▸ Objective
Gather all lines in the entries that include the word "Tarefas".

[Stored entries]
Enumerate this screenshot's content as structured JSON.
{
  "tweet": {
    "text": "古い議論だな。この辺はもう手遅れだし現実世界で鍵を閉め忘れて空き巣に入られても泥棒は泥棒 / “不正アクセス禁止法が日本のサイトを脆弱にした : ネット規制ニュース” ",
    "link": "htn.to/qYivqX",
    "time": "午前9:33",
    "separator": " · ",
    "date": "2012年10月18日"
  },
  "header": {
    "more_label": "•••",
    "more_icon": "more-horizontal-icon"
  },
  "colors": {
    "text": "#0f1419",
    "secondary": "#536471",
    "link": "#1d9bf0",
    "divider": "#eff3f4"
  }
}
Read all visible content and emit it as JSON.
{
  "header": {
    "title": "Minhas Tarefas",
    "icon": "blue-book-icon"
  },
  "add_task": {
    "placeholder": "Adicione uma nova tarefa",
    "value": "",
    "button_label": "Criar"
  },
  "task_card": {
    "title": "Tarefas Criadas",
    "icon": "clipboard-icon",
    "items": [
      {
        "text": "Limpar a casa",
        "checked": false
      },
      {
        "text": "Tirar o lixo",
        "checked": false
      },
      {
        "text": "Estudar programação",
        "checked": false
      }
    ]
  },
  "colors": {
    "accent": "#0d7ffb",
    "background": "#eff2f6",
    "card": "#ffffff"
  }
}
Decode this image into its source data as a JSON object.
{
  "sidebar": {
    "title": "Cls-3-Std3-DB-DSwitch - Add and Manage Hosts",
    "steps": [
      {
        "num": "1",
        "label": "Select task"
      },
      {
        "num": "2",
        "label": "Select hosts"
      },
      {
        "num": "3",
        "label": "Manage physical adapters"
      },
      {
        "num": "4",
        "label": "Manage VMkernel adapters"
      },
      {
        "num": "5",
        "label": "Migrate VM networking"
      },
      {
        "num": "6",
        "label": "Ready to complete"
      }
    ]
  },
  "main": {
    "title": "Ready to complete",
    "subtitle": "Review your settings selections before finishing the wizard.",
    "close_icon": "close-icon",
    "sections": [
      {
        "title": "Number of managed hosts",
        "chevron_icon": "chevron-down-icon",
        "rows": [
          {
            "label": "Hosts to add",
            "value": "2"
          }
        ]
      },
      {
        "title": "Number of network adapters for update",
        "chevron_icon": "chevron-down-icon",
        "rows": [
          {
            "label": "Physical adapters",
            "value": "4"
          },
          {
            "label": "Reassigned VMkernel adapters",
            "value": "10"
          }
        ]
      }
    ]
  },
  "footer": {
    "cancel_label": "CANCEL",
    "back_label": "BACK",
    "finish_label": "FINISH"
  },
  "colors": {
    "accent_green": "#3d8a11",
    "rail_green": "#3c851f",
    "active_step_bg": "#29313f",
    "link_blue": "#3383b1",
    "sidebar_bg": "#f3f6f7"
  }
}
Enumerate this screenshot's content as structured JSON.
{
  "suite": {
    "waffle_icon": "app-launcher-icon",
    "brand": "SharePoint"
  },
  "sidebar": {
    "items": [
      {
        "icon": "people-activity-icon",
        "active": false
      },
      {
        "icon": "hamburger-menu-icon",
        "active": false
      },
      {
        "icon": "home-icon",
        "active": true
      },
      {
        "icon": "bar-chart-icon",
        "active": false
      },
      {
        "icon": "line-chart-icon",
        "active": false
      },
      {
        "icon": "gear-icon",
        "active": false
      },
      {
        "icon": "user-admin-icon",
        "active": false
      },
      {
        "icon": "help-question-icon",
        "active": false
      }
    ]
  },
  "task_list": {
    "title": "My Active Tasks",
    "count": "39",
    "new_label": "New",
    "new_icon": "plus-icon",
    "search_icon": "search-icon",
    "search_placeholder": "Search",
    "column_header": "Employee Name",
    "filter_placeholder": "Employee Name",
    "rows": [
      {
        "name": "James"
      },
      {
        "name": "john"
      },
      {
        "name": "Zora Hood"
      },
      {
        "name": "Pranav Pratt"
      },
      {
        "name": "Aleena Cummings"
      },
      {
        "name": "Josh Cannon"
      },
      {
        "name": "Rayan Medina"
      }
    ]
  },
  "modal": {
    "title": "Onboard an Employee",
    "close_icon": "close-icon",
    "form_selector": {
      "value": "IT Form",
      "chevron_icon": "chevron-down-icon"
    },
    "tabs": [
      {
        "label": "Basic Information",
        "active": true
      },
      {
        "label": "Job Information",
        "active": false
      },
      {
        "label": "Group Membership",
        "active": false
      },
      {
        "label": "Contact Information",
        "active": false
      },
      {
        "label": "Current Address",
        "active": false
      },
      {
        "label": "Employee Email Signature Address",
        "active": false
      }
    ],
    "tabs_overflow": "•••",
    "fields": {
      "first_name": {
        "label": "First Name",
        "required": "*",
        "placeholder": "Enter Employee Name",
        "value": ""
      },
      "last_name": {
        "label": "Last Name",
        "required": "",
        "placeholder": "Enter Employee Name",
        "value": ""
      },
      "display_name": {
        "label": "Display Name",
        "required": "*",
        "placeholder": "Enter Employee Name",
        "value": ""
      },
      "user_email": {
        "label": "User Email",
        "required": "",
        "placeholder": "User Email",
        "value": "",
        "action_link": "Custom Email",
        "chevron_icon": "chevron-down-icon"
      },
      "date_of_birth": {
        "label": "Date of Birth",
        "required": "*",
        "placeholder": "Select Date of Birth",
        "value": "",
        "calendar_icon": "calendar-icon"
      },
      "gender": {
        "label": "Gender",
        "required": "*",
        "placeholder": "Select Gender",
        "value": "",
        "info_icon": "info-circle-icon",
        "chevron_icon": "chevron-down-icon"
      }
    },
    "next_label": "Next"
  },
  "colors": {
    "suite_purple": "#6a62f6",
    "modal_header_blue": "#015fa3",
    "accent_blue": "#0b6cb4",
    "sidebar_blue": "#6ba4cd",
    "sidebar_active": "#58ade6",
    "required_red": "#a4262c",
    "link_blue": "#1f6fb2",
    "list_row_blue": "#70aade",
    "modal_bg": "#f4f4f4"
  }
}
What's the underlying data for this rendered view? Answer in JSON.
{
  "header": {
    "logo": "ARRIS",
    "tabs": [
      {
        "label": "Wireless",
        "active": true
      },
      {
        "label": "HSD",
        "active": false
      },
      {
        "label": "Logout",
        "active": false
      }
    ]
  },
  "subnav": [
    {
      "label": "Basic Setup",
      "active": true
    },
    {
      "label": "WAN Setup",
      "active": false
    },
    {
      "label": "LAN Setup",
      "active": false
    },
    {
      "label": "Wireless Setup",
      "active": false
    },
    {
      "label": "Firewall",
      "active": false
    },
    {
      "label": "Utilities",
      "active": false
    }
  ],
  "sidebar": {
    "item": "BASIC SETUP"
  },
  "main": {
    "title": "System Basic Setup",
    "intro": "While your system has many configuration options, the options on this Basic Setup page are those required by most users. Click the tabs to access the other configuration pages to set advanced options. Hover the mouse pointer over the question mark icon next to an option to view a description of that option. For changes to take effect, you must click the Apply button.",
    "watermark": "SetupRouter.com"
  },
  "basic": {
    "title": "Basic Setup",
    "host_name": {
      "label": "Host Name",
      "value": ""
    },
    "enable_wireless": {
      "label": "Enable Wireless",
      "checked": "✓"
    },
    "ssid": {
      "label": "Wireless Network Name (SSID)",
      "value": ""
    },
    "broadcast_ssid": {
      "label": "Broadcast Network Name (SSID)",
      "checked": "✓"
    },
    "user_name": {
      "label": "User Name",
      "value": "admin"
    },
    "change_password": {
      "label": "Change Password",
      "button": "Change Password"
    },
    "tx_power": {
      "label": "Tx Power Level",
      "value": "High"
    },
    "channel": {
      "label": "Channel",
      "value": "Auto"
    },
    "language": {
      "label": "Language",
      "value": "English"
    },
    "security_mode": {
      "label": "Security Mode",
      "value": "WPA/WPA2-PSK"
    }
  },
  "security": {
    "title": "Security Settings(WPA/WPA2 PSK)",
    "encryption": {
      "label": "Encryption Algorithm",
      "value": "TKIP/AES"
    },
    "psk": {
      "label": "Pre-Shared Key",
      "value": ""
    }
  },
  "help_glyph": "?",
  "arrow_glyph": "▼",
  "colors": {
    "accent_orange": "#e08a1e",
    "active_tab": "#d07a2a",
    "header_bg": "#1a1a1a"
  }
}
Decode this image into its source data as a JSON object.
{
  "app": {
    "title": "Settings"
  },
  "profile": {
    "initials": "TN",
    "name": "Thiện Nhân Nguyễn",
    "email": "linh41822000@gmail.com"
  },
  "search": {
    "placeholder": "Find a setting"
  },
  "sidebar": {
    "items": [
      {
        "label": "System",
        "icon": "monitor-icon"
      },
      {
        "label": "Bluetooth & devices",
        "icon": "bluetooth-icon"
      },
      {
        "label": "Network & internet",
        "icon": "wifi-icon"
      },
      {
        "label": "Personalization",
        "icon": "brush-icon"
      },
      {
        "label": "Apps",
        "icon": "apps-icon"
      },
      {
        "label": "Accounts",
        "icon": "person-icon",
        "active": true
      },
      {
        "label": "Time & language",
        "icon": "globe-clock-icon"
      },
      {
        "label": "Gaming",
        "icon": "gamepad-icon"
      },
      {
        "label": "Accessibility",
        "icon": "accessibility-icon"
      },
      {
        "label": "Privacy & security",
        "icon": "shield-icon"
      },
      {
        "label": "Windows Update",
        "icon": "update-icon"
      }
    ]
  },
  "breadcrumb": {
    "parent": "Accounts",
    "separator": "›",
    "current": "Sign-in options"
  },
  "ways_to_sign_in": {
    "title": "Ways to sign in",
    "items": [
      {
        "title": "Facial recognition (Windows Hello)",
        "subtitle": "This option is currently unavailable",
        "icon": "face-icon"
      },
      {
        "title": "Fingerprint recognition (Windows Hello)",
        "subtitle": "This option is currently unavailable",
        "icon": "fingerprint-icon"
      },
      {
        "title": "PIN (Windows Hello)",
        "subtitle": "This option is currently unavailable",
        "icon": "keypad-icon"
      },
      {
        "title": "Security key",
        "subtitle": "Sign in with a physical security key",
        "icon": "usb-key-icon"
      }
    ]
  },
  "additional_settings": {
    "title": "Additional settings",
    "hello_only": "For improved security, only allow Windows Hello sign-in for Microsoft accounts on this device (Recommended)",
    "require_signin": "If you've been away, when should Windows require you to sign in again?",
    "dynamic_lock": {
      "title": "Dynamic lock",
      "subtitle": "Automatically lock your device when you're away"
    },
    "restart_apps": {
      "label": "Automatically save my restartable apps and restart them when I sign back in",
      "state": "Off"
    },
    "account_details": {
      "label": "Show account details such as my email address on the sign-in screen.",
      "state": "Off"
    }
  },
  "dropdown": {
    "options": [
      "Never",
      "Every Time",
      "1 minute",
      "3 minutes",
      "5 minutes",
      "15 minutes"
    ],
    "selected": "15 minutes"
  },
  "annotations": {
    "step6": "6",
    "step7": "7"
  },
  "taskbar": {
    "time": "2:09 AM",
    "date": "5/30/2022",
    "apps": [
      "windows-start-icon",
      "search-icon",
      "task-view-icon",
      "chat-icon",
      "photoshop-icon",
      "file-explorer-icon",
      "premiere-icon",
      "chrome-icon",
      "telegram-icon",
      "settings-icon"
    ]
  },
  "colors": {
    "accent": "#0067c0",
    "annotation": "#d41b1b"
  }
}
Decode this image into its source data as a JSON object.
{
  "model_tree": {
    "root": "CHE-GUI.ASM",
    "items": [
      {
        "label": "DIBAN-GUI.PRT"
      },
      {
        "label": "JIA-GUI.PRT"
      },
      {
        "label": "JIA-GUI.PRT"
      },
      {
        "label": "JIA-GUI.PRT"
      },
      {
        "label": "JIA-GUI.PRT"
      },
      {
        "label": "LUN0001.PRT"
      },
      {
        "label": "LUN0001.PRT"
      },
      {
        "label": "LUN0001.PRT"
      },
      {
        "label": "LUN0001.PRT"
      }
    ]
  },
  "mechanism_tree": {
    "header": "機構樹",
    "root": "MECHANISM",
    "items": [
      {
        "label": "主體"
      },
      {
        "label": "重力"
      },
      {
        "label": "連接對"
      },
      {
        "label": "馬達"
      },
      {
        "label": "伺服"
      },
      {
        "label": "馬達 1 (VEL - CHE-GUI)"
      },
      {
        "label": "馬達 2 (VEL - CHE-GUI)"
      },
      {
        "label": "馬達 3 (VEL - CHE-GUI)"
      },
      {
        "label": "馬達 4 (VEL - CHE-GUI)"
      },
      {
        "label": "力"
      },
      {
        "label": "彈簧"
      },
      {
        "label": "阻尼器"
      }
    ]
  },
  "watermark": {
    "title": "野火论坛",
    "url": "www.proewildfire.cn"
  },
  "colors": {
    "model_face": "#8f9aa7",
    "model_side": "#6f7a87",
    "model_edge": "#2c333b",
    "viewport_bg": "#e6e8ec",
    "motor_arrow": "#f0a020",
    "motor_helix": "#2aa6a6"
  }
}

▸ Exercise response
    "title": "Minhas Tarefas",
    "title": "Tarefas Criadas",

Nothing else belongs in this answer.